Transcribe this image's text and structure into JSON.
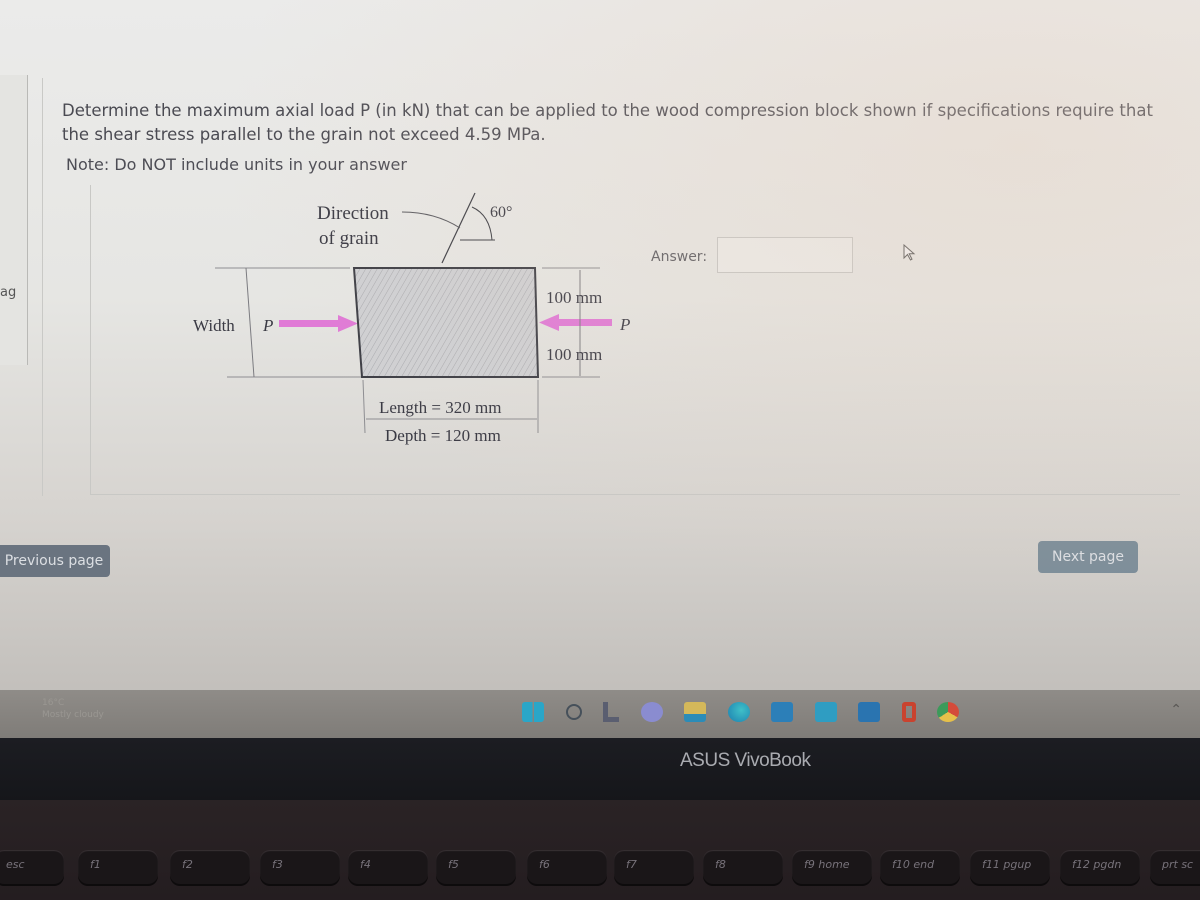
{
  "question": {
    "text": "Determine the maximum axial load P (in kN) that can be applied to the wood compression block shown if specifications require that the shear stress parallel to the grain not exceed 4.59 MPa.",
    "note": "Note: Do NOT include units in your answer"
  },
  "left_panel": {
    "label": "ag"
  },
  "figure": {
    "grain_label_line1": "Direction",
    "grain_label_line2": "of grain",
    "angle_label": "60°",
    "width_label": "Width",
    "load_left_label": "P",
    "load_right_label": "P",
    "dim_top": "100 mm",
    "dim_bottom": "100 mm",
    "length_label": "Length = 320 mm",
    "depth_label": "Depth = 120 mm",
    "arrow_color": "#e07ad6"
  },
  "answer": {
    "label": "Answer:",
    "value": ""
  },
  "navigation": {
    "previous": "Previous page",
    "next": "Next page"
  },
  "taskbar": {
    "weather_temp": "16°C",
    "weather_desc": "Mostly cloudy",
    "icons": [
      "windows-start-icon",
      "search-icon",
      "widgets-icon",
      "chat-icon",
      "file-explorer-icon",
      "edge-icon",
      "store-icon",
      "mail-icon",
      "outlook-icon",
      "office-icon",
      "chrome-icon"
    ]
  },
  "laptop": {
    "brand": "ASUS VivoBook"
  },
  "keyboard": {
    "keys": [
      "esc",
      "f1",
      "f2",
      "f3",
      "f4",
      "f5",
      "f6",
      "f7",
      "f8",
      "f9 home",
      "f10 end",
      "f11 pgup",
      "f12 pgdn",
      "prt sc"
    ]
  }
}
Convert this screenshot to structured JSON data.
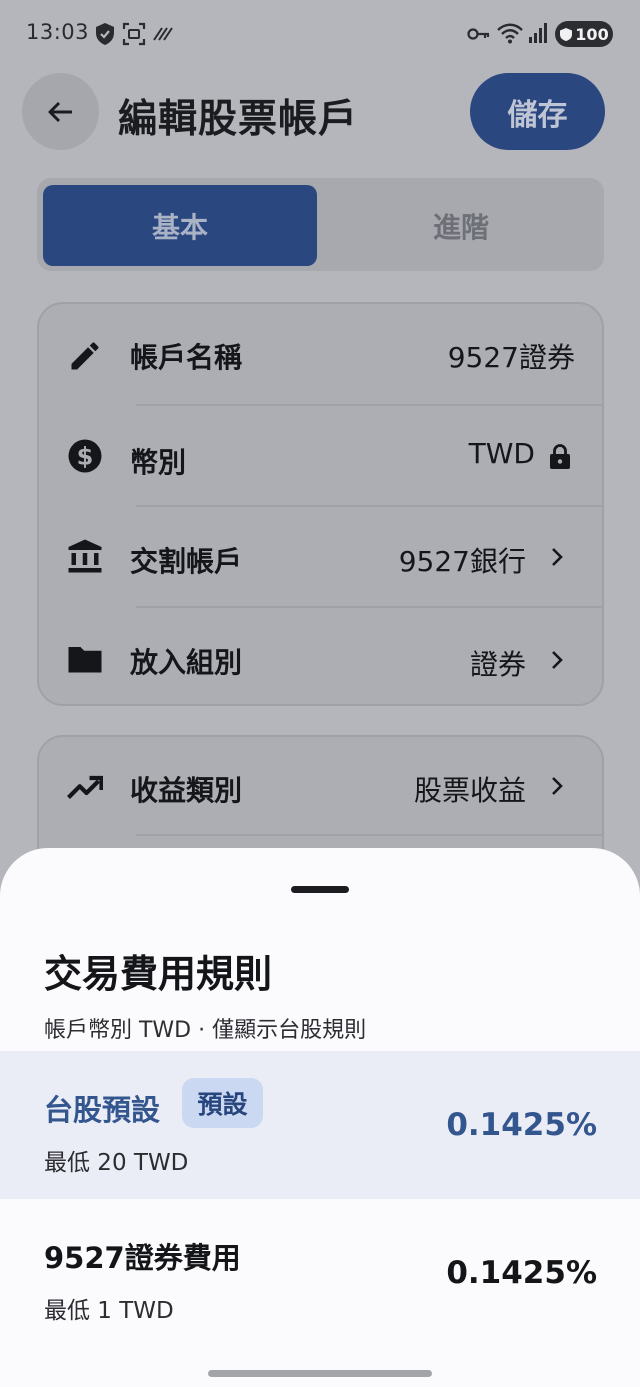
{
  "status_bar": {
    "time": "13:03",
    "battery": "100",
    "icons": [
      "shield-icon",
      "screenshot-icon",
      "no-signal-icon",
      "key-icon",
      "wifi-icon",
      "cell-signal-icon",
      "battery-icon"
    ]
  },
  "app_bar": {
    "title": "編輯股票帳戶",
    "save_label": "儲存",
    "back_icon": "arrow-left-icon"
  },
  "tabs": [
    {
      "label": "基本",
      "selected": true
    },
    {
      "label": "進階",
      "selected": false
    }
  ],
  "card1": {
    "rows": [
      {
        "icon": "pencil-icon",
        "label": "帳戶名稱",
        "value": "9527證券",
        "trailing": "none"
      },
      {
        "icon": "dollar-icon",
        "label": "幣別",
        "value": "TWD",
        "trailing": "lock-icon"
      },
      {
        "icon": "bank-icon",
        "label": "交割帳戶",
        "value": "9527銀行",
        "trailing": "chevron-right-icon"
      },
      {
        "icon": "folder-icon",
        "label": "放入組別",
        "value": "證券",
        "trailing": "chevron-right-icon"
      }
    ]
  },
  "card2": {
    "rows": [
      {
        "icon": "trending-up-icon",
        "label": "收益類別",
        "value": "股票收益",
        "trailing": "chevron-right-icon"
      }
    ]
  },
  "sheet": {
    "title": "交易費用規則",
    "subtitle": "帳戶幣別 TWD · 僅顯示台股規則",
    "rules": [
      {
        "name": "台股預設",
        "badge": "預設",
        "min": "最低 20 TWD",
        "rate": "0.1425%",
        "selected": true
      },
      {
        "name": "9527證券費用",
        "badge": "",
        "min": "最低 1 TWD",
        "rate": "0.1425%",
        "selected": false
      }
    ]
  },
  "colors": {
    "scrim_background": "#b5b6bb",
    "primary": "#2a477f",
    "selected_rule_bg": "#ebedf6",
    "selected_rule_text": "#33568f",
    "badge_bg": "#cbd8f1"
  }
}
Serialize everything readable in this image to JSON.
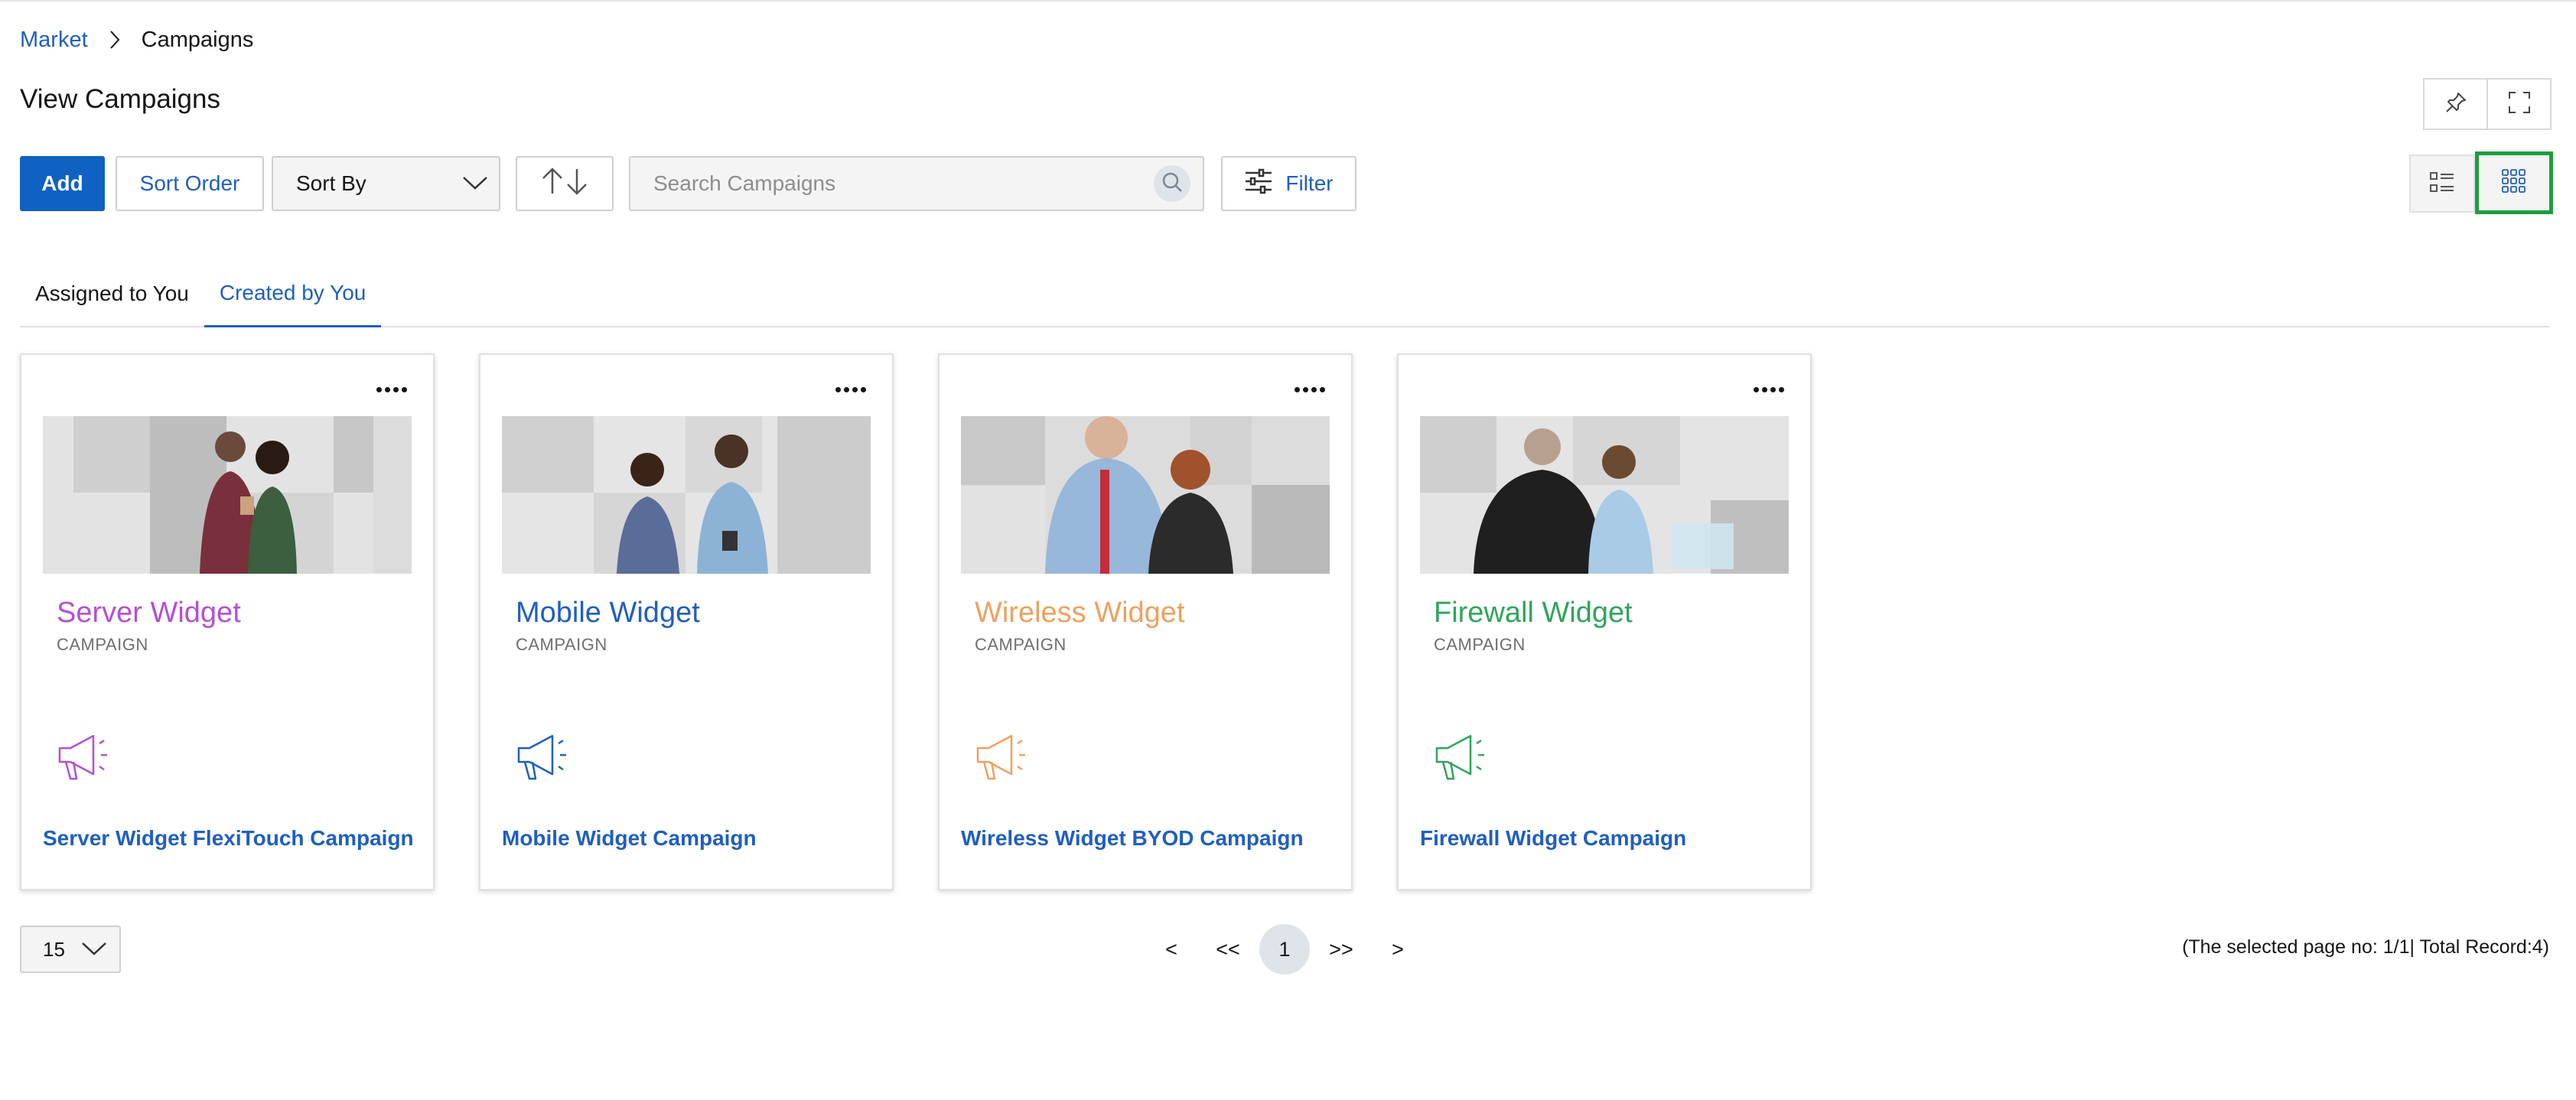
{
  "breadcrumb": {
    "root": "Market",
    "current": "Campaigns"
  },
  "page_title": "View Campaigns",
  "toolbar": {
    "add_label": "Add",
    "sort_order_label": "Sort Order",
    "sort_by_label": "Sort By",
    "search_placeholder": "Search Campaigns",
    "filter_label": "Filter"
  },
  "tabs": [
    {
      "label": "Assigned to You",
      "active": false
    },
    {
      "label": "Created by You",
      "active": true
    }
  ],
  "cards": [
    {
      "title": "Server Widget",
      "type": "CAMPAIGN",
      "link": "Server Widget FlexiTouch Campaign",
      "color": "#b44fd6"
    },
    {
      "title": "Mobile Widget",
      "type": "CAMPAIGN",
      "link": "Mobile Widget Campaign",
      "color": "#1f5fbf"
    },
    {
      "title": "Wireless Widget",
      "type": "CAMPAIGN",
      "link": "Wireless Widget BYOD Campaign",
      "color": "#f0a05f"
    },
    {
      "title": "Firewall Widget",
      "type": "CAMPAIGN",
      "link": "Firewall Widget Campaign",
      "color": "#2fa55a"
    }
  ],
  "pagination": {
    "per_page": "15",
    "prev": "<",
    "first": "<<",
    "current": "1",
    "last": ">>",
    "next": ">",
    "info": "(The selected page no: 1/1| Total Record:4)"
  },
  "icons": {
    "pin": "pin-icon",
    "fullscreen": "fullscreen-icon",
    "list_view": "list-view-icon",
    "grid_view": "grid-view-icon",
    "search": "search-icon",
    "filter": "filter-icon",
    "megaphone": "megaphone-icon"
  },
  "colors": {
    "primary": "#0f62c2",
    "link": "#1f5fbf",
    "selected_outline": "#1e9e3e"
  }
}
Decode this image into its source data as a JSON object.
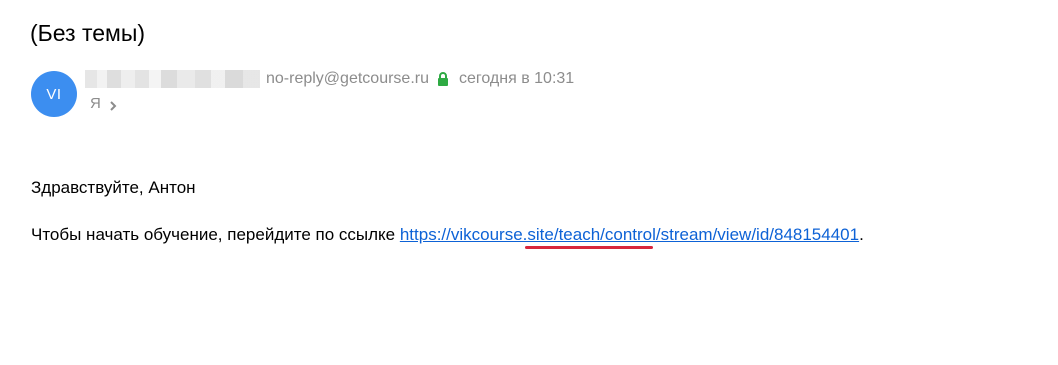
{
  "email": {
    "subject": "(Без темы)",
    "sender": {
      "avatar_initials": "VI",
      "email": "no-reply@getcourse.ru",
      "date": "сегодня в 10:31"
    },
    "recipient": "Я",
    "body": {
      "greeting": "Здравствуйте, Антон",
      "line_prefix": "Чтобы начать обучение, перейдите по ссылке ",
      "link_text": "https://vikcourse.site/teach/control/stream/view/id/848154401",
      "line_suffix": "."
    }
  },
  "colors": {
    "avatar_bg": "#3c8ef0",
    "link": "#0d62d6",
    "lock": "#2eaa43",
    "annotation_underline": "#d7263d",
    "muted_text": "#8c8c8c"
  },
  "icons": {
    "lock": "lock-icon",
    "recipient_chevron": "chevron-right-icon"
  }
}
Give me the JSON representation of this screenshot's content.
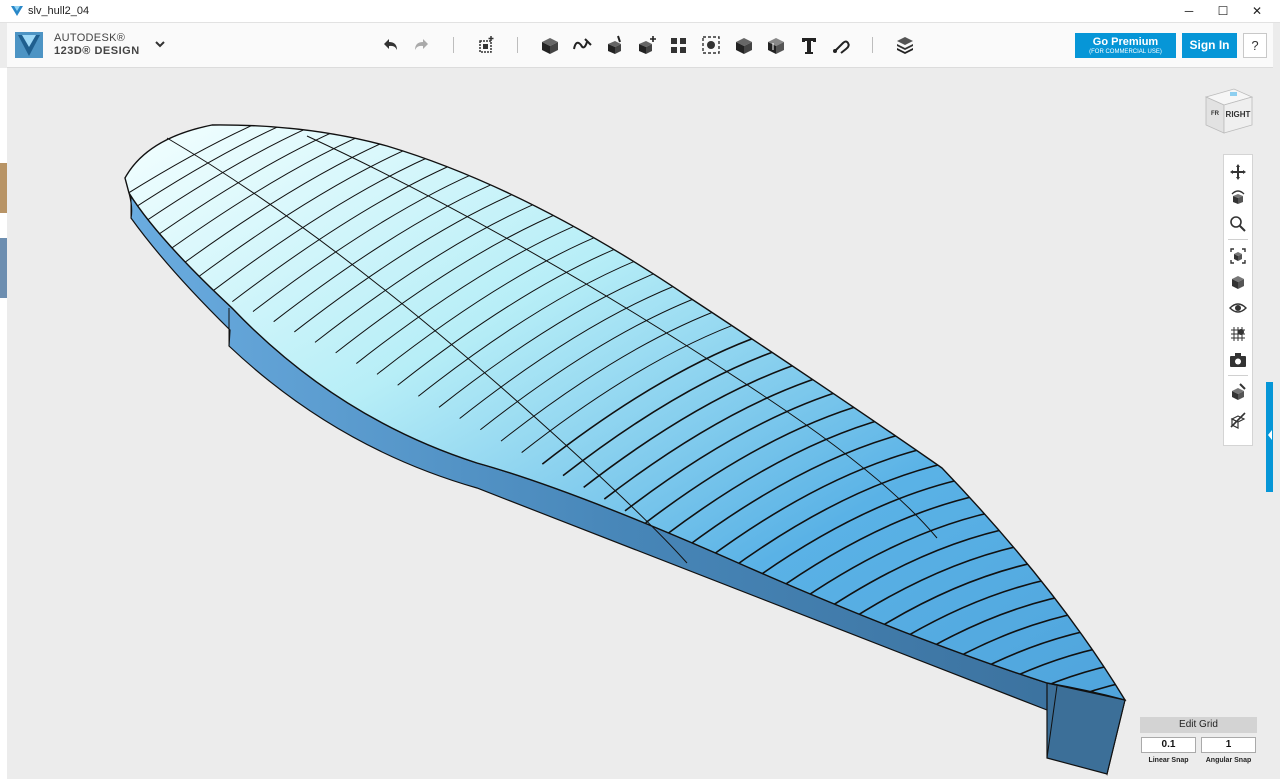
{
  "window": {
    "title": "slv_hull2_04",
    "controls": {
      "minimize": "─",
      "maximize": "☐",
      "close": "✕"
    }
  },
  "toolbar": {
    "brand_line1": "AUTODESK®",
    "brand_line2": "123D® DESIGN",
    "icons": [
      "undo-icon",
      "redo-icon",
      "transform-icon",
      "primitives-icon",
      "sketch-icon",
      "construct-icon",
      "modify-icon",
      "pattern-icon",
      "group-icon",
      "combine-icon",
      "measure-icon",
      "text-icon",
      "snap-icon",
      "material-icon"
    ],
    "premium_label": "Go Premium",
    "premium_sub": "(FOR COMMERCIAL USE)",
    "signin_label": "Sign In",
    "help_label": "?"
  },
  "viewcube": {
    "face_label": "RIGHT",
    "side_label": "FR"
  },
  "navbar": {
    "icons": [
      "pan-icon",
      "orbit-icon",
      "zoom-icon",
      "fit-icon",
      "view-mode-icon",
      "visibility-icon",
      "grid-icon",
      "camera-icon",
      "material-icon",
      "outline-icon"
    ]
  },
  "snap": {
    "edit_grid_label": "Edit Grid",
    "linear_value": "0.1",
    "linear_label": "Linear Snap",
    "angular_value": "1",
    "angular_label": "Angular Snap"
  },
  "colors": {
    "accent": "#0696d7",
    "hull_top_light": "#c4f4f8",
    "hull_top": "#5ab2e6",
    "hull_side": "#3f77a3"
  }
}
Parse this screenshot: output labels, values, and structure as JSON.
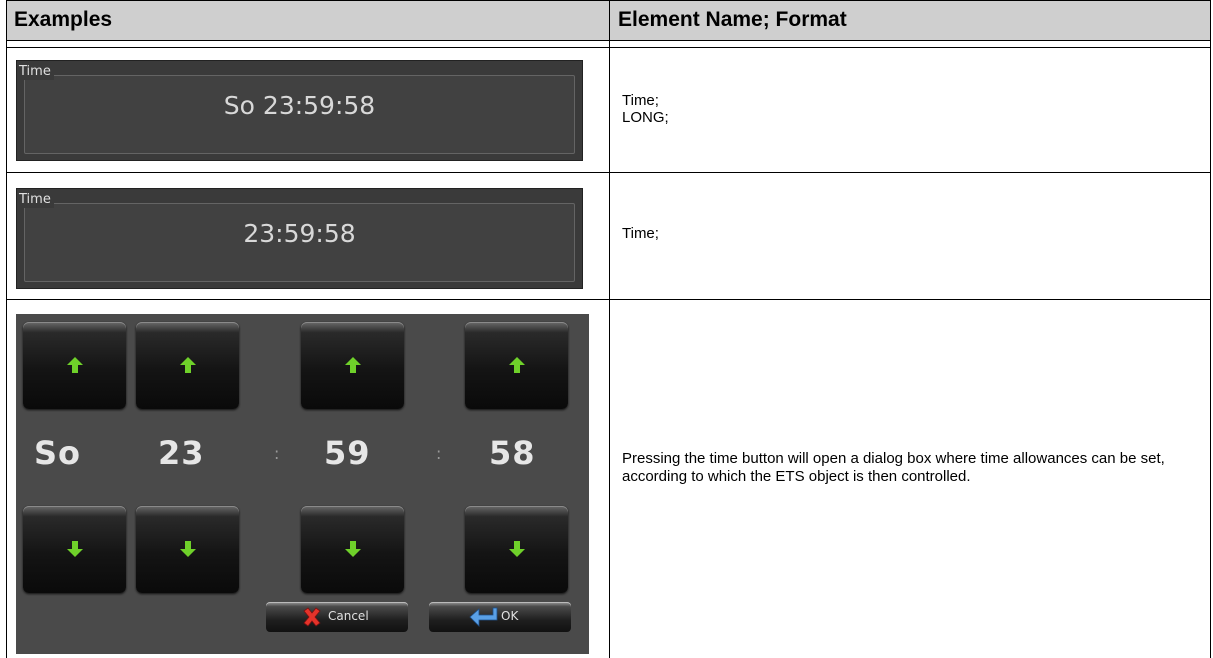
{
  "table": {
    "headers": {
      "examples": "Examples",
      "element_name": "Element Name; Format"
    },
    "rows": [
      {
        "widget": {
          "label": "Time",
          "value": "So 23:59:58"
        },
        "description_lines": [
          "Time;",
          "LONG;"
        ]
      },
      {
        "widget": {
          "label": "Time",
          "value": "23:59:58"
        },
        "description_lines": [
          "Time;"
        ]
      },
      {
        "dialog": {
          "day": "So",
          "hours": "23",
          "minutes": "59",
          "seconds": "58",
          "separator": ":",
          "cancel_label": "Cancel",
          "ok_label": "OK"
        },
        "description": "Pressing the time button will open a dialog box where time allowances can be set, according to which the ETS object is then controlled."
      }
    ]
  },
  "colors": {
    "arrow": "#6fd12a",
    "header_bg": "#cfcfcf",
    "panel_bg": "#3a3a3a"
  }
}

· · · · ·

## Stated task
Copy the lines from the entries above in which the word "false" appears.

## Completed task
      "selected": false
        "selected": false
      "active": false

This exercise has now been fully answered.